--- Begin Provided data ---

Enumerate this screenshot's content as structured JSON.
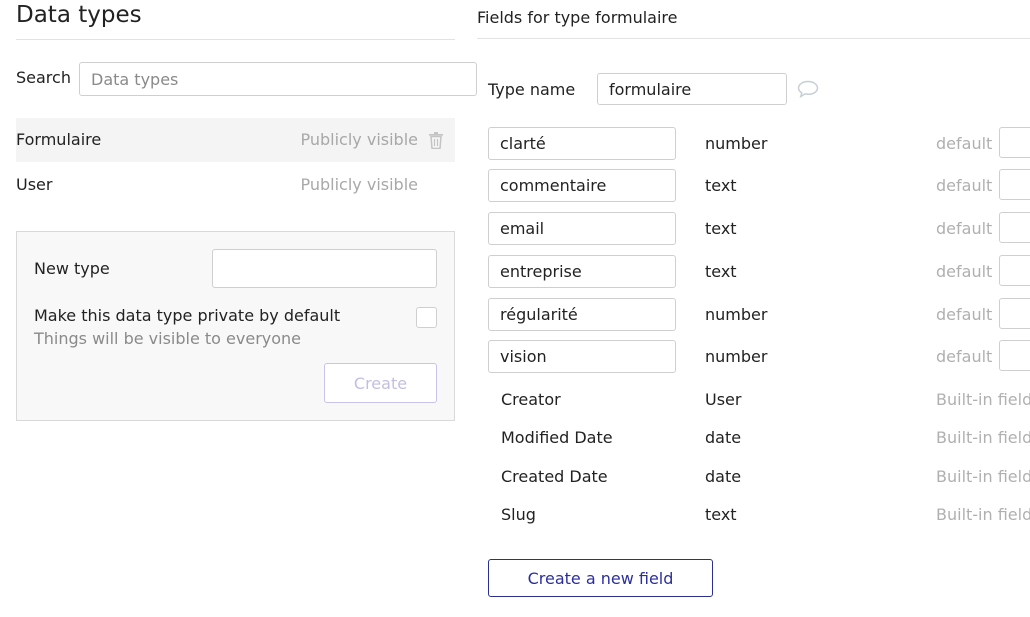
{
  "left_panel": {
    "title": "Data types",
    "search": {
      "label": "Search",
      "placeholder": "Data types",
      "value": ""
    },
    "types": [
      {
        "name": "Formulaire",
        "visibility": "Publicly visible",
        "selected": true,
        "delete_icon": "trash-icon"
      },
      {
        "name": "User",
        "visibility": "Publicly visible",
        "selected": false
      }
    ],
    "new_type": {
      "label": "New type",
      "value": "",
      "private_label": "Make this data type private by default",
      "private_hint": "Things will be visible to everyone",
      "private_checked": false,
      "create_label": "Create"
    }
  },
  "right_panel": {
    "title": "Fields for type formulaire",
    "type_name_label": "Type name",
    "type_name_value": "formulaire",
    "comment_icon": "speech-bubble-icon",
    "fields": [
      {
        "name": "clarté",
        "type": "number",
        "default_label": "default"
      },
      {
        "name": "commentaire",
        "type": "text",
        "default_label": "default"
      },
      {
        "name": "email",
        "type": "text",
        "default_label": "default"
      },
      {
        "name": "entreprise",
        "type": "text",
        "default_label": "default"
      },
      {
        "name": "régularité",
        "type": "number",
        "default_label": "default"
      },
      {
        "name": "vision",
        "type": "number",
        "default_label": "default"
      }
    ],
    "builtin_fields": [
      {
        "name": "Creator",
        "type": "User",
        "note": "Built-in field"
      },
      {
        "name": "Modified Date",
        "type": "date",
        "note": "Built-in field"
      },
      {
        "name": "Created Date",
        "type": "date",
        "note": "Built-in field"
      },
      {
        "name": "Slug",
        "type": "text",
        "note": "Built-in field"
      }
    ],
    "new_field_label": "Create a new field"
  },
  "colors": {
    "accent": "#2b2f9e",
    "muted_text": "#a8a8a8",
    "border": "#cfcfcf",
    "selected_row": "#f4f4f4"
  }
}
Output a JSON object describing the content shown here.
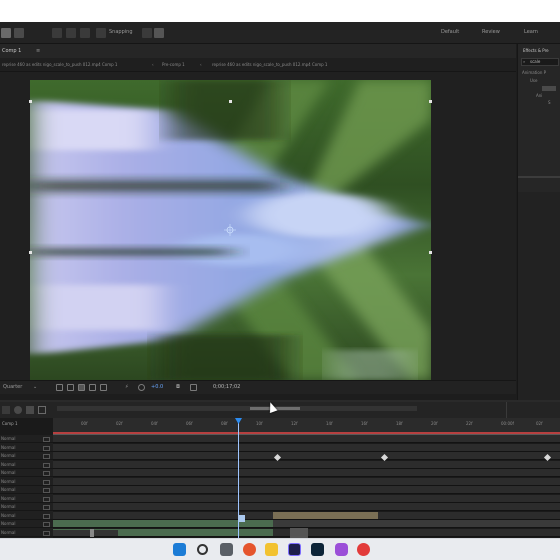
{
  "toolbar": {
    "workspace_toggle": "Snapping",
    "workspaces": [
      "Default",
      "Review",
      "Learn"
    ]
  },
  "panels": {
    "comp_panel_tab": "Comp 1",
    "effects_panel_title": "Effects & Pre",
    "effects_search_value": "scale",
    "effects_tree": [
      "Animation P",
      "Use",
      "Ani",
      "S"
    ]
  },
  "comp_tabs": [
    "reprise 460 as edits nigo_scale_to_push 012.mp4 Comp 1",
    "Pre-comp 1",
    "reprise 460 as edits nigo_scale_to_push 012.mp4 Comp 1"
  ],
  "viewer_controls": {
    "magnification": "Quarter",
    "timecode": "0;00;17;02",
    "zoom_hint": "+0.0"
  },
  "timeline": {
    "left_header": "Comp 1",
    "ruler_ticks": [
      "00f",
      "02f",
      "04f",
      "06f",
      "08f",
      "10f",
      "12f",
      "14f",
      "16f",
      "18f",
      "20f",
      "22f",
      "00:00f",
      "02f",
      "04f",
      "06f"
    ],
    "layer_modes": [
      "Normal",
      "Normal",
      "Normal",
      "Normal",
      "Normal",
      "Normal",
      "Normal",
      "Normal",
      "Normal",
      "Normal",
      "Normal",
      "Normal"
    ],
    "playhead_label": "0;00;17;02"
  },
  "colors": {
    "accent_blue": "#2d8cf0",
    "keyframe_red": "#c83c3c",
    "layer_green": "#4b6b4f",
    "layer_tan": "#7a6f55"
  },
  "taskbar": {
    "icons": [
      "windows-start-icon",
      "search-icon",
      "task-view-icon",
      "browser-icon",
      "file-explorer-icon",
      "after-effects-icon",
      "photoshop-icon",
      "media-encoder-icon",
      "chrome-icon"
    ]
  }
}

--- End Provided data ---

#### Set exercise
Make an exact copy of the whole listing, but don't bring over any pictures.

#### Result of this task
Enumerate this screenshot's content as structured JSON.
{
  "left_panel": {
    "title": "Data types",
    "search": {
      "label": "Search",
      "placeholder": "Data types",
      "value": ""
    },
    "types": [
      {
        "name": "Formulaire",
        "visibility": "Publicly visible",
        "selected": true,
        "delete_icon": "trash-icon"
      },
      {
        "name": "User",
        "visibility": "Publicly visible",
        "selected": false
      }
    ],
    "new_type": {
      "label": "New type",
      "value": "",
      "private_label": "Make this data type private by default",
      "private_hint": "Things will be visible to everyone",
      "private_checked": false,
      "create_label": "Create"
    }
  },
  "right_panel": {
    "title": "Fields for type formulaire",
    "type_name_label": "Type name",
    "type_name_value": "formulaire",
    "comment_icon": "speech-bubble-icon",
    "fields": [
      {
        "name": "clarté",
        "type": "number",
        "default_label": "default"
      },
      {
        "name": "commentaire",
        "type": "text",
        "default_label": "default"
      },
      {
        "name": "email",
        "type": "text",
        "default_label": "default"
      },
      {
        "name": "entreprise",
        "type": "text",
        "default_label": "default"
      },
      {
        "name": "régularité",
        "type": "number",
        "default_label": "default"
      },
      {
        "name": "vision",
        "type": "number",
        "default_label": "default"
      }
    ],
    "builtin_fields": [
      {
        "name": "Creator",
        "type": "User",
        "note": "Built-in field"
      },
      {
        "name": "Modified Date",
        "type": "date",
        "note": "Built-in field"
      },
      {
        "name": "Created Date",
        "type": "date",
        "note": "Built-in field"
      },
      {
        "name": "Slug",
        "type": "text",
        "note": "Built-in field"
      }
    ],
    "new_field_label": "Create a new field"
  },
  "colors": {
    "accent": "#2b2f9e",
    "muted_text": "#a8a8a8",
    "border": "#cfcfcf",
    "selected_row": "#f4f4f4"
  }
}
Output a JSON object describing the content shown here.
{
  "toolbar": {
    "workspace_toggle": "Snapping",
    "workspaces": [
      "Default",
      "Review",
      "Learn"
    ]
  },
  "panels": {
    "comp_panel_tab": "Comp 1",
    "effects_panel_title": "Effects & Pre",
    "effects_search_value": "scale",
    "effects_tree": [
      "Animation P",
      "Use",
      "Ani",
      "S"
    ]
  },
  "comp_tabs": [
    "reprise 460 as edits nigo_scale_to_push 012.mp4 Comp 1",
    "Pre-comp 1",
    "reprise 460 as edits nigo_scale_to_push 012.mp4 Comp 1"
  ],
  "viewer_controls": {
    "magnification": "Quarter",
    "timecode": "0;00;17;02",
    "zoom_hint": "+0.0"
  },
  "timeline": {
    "left_header": "Comp 1",
    "ruler_ticks": [
      "00f",
      "02f",
      "04f",
      "06f",
      "08f",
      "10f",
      "12f",
      "14f",
      "16f",
      "18f",
      "20f",
      "22f",
      "00:00f",
      "02f",
      "04f",
      "06f"
    ],
    "layer_modes": [
      "Normal",
      "Normal",
      "Normal",
      "Normal",
      "Normal",
      "Normal",
      "Normal",
      "Normal",
      "Normal",
      "Normal",
      "Normal",
      "Normal"
    ],
    "playhead_label": "0;00;17;02"
  },
  "colors": {
    "accent_blue": "#2d8cf0",
    "keyframe_red": "#c83c3c",
    "layer_green": "#4b6b4f",
    "layer_tan": "#7a6f55"
  },
  "taskbar": {
    "icons": [
      "windows-start-icon",
      "search-icon",
      "task-view-icon",
      "browser-icon",
      "file-explorer-icon",
      "after-effects-icon",
      "photoshop-icon",
      "media-encoder-icon",
      "chrome-icon"
    ]
  }
}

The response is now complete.